Dataset listings of figures
★ ★ ★ ★

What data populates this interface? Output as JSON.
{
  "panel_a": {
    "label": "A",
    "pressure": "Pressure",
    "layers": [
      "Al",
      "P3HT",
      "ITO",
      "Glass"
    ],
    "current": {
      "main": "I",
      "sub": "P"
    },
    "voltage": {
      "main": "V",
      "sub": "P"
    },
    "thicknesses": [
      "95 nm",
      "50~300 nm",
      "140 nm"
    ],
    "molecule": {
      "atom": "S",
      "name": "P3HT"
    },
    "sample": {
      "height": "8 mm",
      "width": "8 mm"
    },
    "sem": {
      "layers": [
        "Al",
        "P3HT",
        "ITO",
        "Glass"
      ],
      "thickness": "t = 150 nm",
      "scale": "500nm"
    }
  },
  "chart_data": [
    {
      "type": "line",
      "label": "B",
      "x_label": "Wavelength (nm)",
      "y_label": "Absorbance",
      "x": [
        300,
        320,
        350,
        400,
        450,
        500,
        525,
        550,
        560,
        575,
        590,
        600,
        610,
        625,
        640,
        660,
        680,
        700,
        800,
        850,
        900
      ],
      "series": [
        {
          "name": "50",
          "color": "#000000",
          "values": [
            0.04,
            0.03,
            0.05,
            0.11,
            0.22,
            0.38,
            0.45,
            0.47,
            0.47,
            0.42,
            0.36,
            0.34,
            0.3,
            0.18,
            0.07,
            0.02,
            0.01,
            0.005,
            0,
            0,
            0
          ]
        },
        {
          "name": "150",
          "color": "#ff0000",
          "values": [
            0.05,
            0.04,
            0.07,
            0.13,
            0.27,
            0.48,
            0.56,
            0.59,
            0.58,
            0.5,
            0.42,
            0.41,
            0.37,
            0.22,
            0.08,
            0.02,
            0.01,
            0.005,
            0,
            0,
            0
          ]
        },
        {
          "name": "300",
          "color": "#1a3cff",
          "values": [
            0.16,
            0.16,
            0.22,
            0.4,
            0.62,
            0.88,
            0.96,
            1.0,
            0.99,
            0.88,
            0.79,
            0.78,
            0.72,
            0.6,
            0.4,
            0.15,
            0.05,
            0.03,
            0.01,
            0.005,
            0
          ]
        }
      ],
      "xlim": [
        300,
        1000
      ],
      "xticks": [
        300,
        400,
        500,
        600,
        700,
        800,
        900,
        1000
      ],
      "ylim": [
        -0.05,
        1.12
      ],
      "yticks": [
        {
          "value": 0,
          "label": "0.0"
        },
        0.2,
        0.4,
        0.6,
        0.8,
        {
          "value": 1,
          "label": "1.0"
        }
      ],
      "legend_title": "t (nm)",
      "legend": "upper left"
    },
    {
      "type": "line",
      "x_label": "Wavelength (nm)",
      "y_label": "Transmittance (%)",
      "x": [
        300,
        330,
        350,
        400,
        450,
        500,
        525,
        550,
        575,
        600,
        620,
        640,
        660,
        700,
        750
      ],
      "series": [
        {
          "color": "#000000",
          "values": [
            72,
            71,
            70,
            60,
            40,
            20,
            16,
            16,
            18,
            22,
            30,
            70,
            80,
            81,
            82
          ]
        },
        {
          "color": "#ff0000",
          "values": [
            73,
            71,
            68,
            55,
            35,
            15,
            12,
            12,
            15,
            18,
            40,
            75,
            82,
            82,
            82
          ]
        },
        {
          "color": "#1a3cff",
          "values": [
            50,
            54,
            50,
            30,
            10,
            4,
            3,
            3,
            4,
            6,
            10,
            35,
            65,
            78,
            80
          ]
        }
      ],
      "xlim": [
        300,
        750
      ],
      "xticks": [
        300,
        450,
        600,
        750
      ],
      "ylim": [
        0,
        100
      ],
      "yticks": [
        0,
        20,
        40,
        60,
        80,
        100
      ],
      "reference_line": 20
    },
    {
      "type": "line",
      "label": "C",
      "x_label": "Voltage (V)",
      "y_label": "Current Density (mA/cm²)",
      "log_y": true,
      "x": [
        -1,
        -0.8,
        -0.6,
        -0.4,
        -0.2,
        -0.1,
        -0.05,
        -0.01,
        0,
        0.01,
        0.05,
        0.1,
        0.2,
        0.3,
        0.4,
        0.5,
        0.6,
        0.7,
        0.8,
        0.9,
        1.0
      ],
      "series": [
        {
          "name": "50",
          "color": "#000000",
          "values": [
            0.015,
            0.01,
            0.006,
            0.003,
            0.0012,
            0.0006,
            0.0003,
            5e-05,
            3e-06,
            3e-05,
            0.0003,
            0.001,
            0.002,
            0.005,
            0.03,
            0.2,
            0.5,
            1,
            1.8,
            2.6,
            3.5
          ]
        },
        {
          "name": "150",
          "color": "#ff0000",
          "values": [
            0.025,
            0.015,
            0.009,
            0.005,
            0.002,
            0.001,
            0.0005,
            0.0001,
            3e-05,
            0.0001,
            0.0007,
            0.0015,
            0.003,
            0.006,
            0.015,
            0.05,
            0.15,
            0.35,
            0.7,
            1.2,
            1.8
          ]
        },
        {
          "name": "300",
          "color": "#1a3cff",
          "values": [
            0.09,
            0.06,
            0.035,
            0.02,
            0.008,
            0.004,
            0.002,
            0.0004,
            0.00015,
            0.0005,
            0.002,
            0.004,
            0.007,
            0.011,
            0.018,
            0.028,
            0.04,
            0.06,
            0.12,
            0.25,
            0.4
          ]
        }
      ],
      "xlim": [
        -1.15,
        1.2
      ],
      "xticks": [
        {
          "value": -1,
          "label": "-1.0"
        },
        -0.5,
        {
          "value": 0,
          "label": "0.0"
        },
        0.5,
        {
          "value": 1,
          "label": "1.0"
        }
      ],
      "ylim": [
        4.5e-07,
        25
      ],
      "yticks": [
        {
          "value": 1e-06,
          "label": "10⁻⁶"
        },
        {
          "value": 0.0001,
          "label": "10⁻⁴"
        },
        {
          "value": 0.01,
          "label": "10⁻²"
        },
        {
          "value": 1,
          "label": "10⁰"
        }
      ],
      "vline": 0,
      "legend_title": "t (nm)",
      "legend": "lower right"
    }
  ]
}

★ ★ ★ ★

**WHAT NEEDS TO BE DONE**
Restate the data above word for word.

**EXERCISE RESULT**
What data populates this interface? Output as JSON.
{
  "panel_a": {
    "label": "A",
    "pressure": "Pressure",
    "layers": [
      "Al",
      "P3HT",
      "ITO",
      "Glass"
    ],
    "current": {
      "main": "I",
      "sub": "P"
    },
    "voltage": {
      "main": "V",
      "sub": "P"
    },
    "thicknesses": [
      "95 nm",
      "50~300 nm",
      "140 nm"
    ],
    "molecule": {
      "atom": "S",
      "name": "P3HT"
    },
    "sample": {
      "height": "8 mm",
      "width": "8 mm"
    },
    "sem": {
      "layers": [
        "Al",
        "P3HT",
        "ITO",
        "Glass"
      ],
      "thickness": "t = 150 nm",
      "scale": "500nm"
    }
  },
  "chart_data": [
    {
      "type": "line",
      "label": "B",
      "x_label": "Wavelength (nm)",
      "y_label": "Absorbance",
      "x": [
        300,
        320,
        350,
        400,
        450,
        500,
        525,
        550,
        560,
        575,
        590,
        600,
        610,
        625,
        640,
        660,
        680,
        700,
        800,
        850,
        900
      ],
      "series": [
        {
          "name": "50",
          "color": "#000000",
          "values": [
            0.04,
            0.03,
            0.05,
            0.11,
            0.22,
            0.38,
            0.45,
            0.47,
            0.47,
            0.42,
            0.36,
            0.34,
            0.3,
            0.18,
            0.07,
            0.02,
            0.01,
            0.005,
            0,
            0,
            0
          ]
        },
        {
          "name": "150",
          "color": "#ff0000",
          "values": [
            0.05,
            0.04,
            0.07,
            0.13,
            0.27,
            0.48,
            0.56,
            0.59,
            0.58,
            0.5,
            0.42,
            0.41,
            0.37,
            0.22,
            0.08,
            0.02,
            0.01,
            0.005,
            0,
            0,
            0
          ]
        },
        {
          "name": "300",
          "color": "#1a3cff",
          "values": [
            0.16,
            0.16,
            0.22,
            0.4,
            0.62,
            0.88,
            0.96,
            1.0,
            0.99,
            0.88,
            0.79,
            0.78,
            0.72,
            0.6,
            0.4,
            0.15,
            0.05,
            0.03,
            0.01,
            0.005,
            0
          ]
        }
      ],
      "xlim": [
        300,
        1000
      ],
      "xticks": [
        300,
        400,
        500,
        600,
        700,
        800,
        900,
        1000
      ],
      "ylim": [
        -0.05,
        1.12
      ],
      "yticks": [
        {
          "value": 0,
          "label": "0.0"
        },
        0.2,
        0.4,
        0.6,
        0.8,
        {
          "value": 1,
          "label": "1.0"
        }
      ],
      "legend_title": "t (nm)",
      "legend": "upper left"
    },
    {
      "type": "line",
      "x_label": "Wavelength (nm)",
      "y_label": "Transmittance (%)",
      "x": [
        300,
        330,
        350,
        400,
        450,
        500,
        525,
        550,
        575,
        600,
        620,
        640,
        660,
        700,
        750
      ],
      "series": [
        {
          "color": "#000000",
          "values": [
            72,
            71,
            70,
            60,
            40,
            20,
            16,
            16,
            18,
            22,
            30,
            70,
            80,
            81,
            82
          ]
        },
        {
          "color": "#ff0000",
          "values": [
            73,
            71,
            68,
            55,
            35,
            15,
            12,
            12,
            15,
            18,
            40,
            75,
            82,
            82,
            82
          ]
        },
        {
          "color": "#1a3cff",
          "values": [
            50,
            54,
            50,
            30,
            10,
            4,
            3,
            3,
            4,
            6,
            10,
            35,
            65,
            78,
            80
          ]
        }
      ],
      "xlim": [
        300,
        750
      ],
      "xticks": [
        300,
        450,
        600,
        750
      ],
      "ylim": [
        0,
        100
      ],
      "yticks": [
        0,
        20,
        40,
        60,
        80,
        100
      ],
      "reference_line": 20
    },
    {
      "type": "line",
      "label": "C",
      "x_label": "Voltage (V)",
      "y_label": "Current Density (mA/cm²)",
      "log_y": true,
      "x": [
        -1,
        -0.8,
        -0.6,
        -0.4,
        -0.2,
        -0.1,
        -0.05,
        -0.01,
        0,
        0.01,
        0.05,
        0.1,
        0.2,
        0.3,
        0.4,
        0.5,
        0.6,
        0.7,
        0.8,
        0.9,
        1.0
      ],
      "series": [
        {
          "name": "50",
          "color": "#000000",
          "values": [
            0.015,
            0.01,
            0.006,
            0.003,
            0.0012,
            0.0006,
            0.0003,
            5e-05,
            3e-06,
            3e-05,
            0.0003,
            0.001,
            0.002,
            0.005,
            0.03,
            0.2,
            0.5,
            1,
            1.8,
            2.6,
            3.5
          ]
        },
        {
          "name": "150",
          "color": "#ff0000",
          "values": [
            0.025,
            0.015,
            0.009,
            0.005,
            0.002,
            0.001,
            0.0005,
            0.0001,
            3e-05,
            0.0001,
            0.0007,
            0.0015,
            0.003,
            0.006,
            0.015,
            0.05,
            0.15,
            0.35,
            0.7,
            1.2,
            1.8
          ]
        },
        {
          "name": "300",
          "color": "#1a3cff",
          "values": [
            0.09,
            0.06,
            0.035,
            0.02,
            0.008,
            0.004,
            0.002,
            0.0004,
            0.00015,
            0.0005,
            0.002,
            0.004,
            0.007,
            0.011,
            0.018,
            0.028,
            0.04,
            0.06,
            0.12,
            0.25,
            0.4
          ]
        }
      ],
      "xlim": [
        -1.15,
        1.2
      ],
      "xticks": [
        {
          "value": -1,
          "label": "-1.0"
        },
        -0.5,
        {
          "value": 0,
          "label": "0.0"
        },
        0.5,
        {
          "value": 1,
          "label": "1.0"
        }
      ],
      "ylim": [
        4.5e-07,
        25
      ],
      "yticks": [
        {
          "value": 1e-06,
          "label": "10⁻⁶"
        },
        {
          "value": 0.0001,
          "label": "10⁻⁴"
        },
        {
          "value": 0.01,
          "label": "10⁻²"
        },
        {
          "value": 1,
          "label": "10⁰"
        }
      ],
      "vline": 0,
      "legend_title": "t (nm)",
      "legend": "lower right"
    }
  ]
}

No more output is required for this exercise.